### TAREFA PROPOSTA 1
Indique se cada afirmação abaixo está de acordo com o texto sobre a CineBH, respondendo sim ou não e citando literalmente as palavras do texto que decidem a questão.
(a) A parceria com a RT Features foi anunciada na abertura da Mostra.
(b) A mostra A Cidade em Movimento contou com 30 curtas-metragens.
(c) Hernani Heffner manteve conversas semanais com os espectadores.
### TAREFA PROPOSTA 2
Transcreva do texto sobre a CineBH o trecho que começa nas palavras "Uma das novidades" e termina depois de "ano que vem.".

Uma das novidades para a Filmes de Plástico é a parceria com a RT Features, anunciada na abertura da Mostra. Junto com Rodrigo Teixeira, a produtora vai realizar o próximo longa-metragem “Vicentina, pede desculpas” a ser dirigido por Gabriel no ano que vem.

PELA POLÍTICA

O cenário político também apareceu nas sessões da mostra Diálogos Históricos, que esse ano contou com as masterclasses do pesquisador Hernani Heffner. Em conversas diárias com os espectadores, ele analisou a trinca “República dos Assassinos”“Inquietações de uma Mulher Casada” e “Maldita Coincidência”, todos sob o viés de estarem completando 40 anos desde o lançamento em 1979 e serem filmes menos canônicos do cinema brasileiro que refletia a ressaca da ditadura militar prestes a terminar. “O que se percebe em todos eles é a sensação de total fracasso de quem se voltou contra o golpe civil-militar de 1964. Vemos personagens em diversas abordagens, classes sociais e relações entre si que transmitem muito fortemente o sentimento de derrota e de ‘bode’ que se abateu sob certo núcleo de indivíduos no Brasil daquele momento”, diz Hernani.

Se falamos de país e mundo, inevitavelmente também falamos de cidade, e a CineBH tem um recorte específico para colocar Belo Horizonte diretamente nas conversas. Consolidada como espaço de visibilidade e autoralidade, a mostra A Cidade em Movimento, com curadoria da pesquisadora e ativista Paula Kimo, contou com 24 curtas e um média-metragem em cinco sessões temáticas e rodas de conversa voltadas ao debate sobre a relação de corpos e pessoas dentro do cenário urbano e apressado da grande metrópole.

### CONTEÚDO DOS REGISTROS
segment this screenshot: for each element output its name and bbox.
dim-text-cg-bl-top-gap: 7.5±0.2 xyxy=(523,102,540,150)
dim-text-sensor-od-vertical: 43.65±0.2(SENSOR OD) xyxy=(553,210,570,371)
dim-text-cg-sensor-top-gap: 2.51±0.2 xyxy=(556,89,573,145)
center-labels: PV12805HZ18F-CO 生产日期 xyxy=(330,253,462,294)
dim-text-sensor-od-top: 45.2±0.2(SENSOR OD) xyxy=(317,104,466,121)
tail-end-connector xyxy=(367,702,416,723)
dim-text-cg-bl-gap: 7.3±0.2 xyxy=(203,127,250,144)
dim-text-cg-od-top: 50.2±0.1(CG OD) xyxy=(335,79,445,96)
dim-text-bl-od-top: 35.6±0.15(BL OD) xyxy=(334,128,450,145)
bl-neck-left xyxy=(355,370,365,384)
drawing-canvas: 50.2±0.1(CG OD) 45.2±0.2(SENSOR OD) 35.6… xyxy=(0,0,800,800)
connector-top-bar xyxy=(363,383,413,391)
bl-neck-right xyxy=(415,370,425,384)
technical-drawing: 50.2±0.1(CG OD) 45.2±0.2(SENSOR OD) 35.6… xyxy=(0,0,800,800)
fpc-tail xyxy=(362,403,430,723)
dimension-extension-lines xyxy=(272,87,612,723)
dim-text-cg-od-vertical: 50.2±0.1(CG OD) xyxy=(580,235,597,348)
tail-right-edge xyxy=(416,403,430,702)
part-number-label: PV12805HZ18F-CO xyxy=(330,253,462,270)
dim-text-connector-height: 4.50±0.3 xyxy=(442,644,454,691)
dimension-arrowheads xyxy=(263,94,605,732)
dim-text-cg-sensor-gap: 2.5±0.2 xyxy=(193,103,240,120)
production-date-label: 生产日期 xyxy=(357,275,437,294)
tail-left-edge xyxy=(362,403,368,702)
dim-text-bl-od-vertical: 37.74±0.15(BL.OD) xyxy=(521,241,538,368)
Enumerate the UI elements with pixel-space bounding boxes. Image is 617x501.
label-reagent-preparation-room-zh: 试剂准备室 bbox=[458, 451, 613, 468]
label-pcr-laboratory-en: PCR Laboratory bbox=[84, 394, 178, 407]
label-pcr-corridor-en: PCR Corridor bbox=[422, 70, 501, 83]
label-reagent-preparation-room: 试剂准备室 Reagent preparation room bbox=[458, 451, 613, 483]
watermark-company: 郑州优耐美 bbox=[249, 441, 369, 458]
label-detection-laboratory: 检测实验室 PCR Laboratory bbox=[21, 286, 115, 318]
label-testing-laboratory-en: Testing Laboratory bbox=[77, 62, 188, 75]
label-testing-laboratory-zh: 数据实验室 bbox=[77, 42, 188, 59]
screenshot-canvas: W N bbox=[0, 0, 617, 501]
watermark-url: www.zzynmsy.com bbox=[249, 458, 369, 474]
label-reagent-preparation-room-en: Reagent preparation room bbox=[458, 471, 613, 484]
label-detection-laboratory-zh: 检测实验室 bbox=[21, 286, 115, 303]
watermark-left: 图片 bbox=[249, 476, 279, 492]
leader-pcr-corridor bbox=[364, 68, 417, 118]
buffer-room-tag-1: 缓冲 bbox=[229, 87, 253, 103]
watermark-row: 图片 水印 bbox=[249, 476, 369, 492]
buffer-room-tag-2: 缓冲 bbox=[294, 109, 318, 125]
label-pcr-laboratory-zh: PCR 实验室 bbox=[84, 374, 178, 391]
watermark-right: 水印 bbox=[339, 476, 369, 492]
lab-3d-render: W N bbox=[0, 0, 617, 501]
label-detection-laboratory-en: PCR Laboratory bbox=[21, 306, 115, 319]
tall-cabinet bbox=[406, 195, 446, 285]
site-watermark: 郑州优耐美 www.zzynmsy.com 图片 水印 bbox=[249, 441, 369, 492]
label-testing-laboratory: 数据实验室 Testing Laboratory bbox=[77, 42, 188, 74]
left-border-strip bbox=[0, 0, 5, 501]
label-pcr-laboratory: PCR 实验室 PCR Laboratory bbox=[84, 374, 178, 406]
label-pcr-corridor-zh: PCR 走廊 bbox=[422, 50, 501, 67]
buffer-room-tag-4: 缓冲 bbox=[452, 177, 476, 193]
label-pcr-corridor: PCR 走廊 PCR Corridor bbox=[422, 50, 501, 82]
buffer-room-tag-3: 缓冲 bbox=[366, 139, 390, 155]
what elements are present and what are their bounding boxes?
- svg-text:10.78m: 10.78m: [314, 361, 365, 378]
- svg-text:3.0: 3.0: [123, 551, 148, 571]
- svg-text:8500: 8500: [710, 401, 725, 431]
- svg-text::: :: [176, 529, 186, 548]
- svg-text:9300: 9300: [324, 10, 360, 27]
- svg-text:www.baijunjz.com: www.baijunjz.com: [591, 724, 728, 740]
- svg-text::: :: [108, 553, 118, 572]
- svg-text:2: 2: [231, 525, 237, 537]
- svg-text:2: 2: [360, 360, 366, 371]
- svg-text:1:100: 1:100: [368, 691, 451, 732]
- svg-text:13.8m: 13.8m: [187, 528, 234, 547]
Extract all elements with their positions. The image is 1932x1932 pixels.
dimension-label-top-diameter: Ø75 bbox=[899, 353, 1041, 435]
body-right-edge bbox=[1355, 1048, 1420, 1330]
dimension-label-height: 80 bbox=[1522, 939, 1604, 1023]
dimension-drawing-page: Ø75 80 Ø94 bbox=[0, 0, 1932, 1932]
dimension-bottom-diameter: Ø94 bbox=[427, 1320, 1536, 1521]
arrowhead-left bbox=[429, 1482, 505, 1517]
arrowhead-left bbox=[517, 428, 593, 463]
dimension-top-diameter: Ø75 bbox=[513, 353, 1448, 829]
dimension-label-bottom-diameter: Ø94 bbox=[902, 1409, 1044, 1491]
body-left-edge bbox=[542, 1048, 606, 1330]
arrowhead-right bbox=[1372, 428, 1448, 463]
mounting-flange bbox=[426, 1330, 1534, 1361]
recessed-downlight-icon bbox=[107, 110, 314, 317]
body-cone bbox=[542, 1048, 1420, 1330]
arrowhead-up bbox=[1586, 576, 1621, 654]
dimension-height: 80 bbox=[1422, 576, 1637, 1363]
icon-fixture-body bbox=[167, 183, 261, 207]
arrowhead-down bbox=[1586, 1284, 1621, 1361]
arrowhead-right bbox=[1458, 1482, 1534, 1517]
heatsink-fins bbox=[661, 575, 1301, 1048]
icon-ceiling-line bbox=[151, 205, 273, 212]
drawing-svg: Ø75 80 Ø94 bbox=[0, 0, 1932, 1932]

### RESPOSTA 1
(a) Sim: “anunciada na abertura da Mostra”.
(b) Não: “contou com 24 curtas e um média-metragem”.
(c) Não: “Em conversas diárias com os espectadores”.

### RESPOSTA 2
Uma das novidades para a Filmes de Plástico é a parceria com a RT Features, anunciada na abertura da Mostra. Junto com Rodrigo Teixeira, a produtora vai realizar o próximo longa-metragem “Vicentina, pede desculpas” a ser dirigido por Gabriel no ano que vem.